What you will do: All of the listing below must be repeated word for word. Pictures are the only thing to omit.
---------- Input ----------
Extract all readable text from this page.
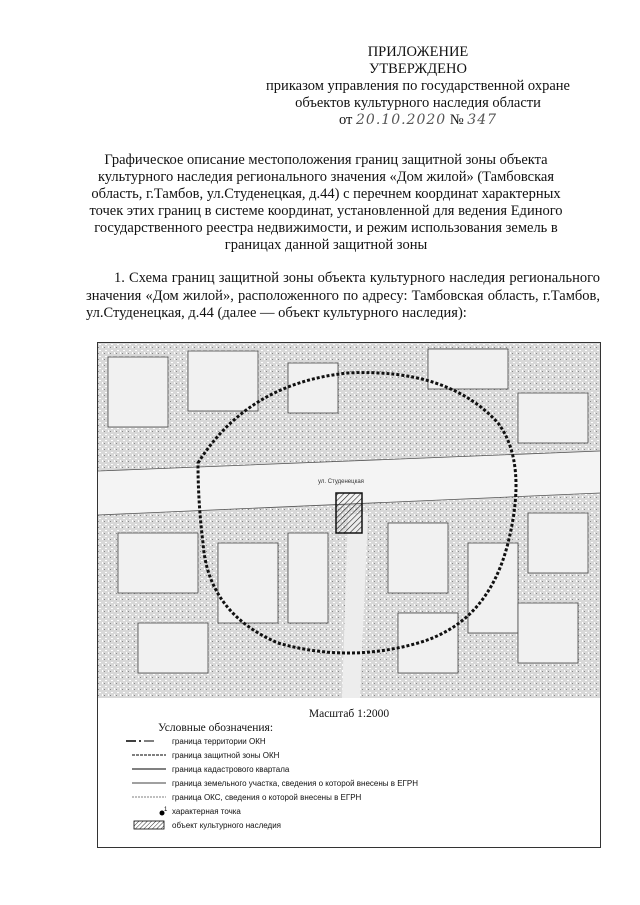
ПРИЛОЖЕНИЕ
УТВЕРЖДЕНО
приказом управления по государственной охране
объектов культурного наследия области
от 20.10.2020 № 347
Графическое описание местоположения границ защитной зоны объекта культурного наследия регионального значения «Дом жилой» (Тамбовская область, г.Тамбов, ул.Студенецкая, д.44) с перечнем координат характерных точек этих границ в системе координат, установленной для ведения Единого государственного реестра недвижимости, и режим использования земель в границах данной защитной зоны
1. Схема границ защитной зоны объекта культурного наследия регионального значения «Дом жилой», расположенного по адресу: Тамбовская область, г.Тамбов, ул.Студенецкая, д.44 (далее — объект культурного наследия):
ул. Студенецкая
Масштаб 1:2000
Условные обозначения:
граница территории ОКН
граница защитной зоны ОКН
граница кадастрового квартала
граница земельного участка, сведения о которой внесены в ЕГРН
граница ОКС, сведения о которой внесены в ЕГРН
1 характерная точка
объект культурного наследия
----------
Task solution:
Extract all readable text from this page.
ПРИЛОЖЕНИЕ
УТВЕРЖДЕНО
приказом управления по государственной охране
объектов культурного наследия области
от 20.10.2020 № 347
Графическое описание местоположения границ защитной зоны объекта культурного наследия регионального значения «Дом жилой» (Тамбовская область, г.Тамбов, ул.Студенецкая, д.44) с перечнем координат характерных точек этих границ в системе координат, установленной для ведения Единого государственного реестра недвижимости, и режим использования земель в границах данной защитной зоны
1. Схема границ защитной зоны объекта культурного наследия регионального значения «Дом жилой», расположенного по адресу: Тамбовская область, г.Тамбов, ул.Студенецкая, д.44 (далее — объект культурного наследия):
ул. Студенецкая
Масштаб 1:2000
Условные обозначения:
граница территории ОКН
граница защитной зоны ОКН
граница кадастрового квартала
граница земельного участка, сведения о которой внесены в ЕГРН
граница ОКС, сведения о которой внесены в ЕГРН
1 характерная точка
объект культурного наследия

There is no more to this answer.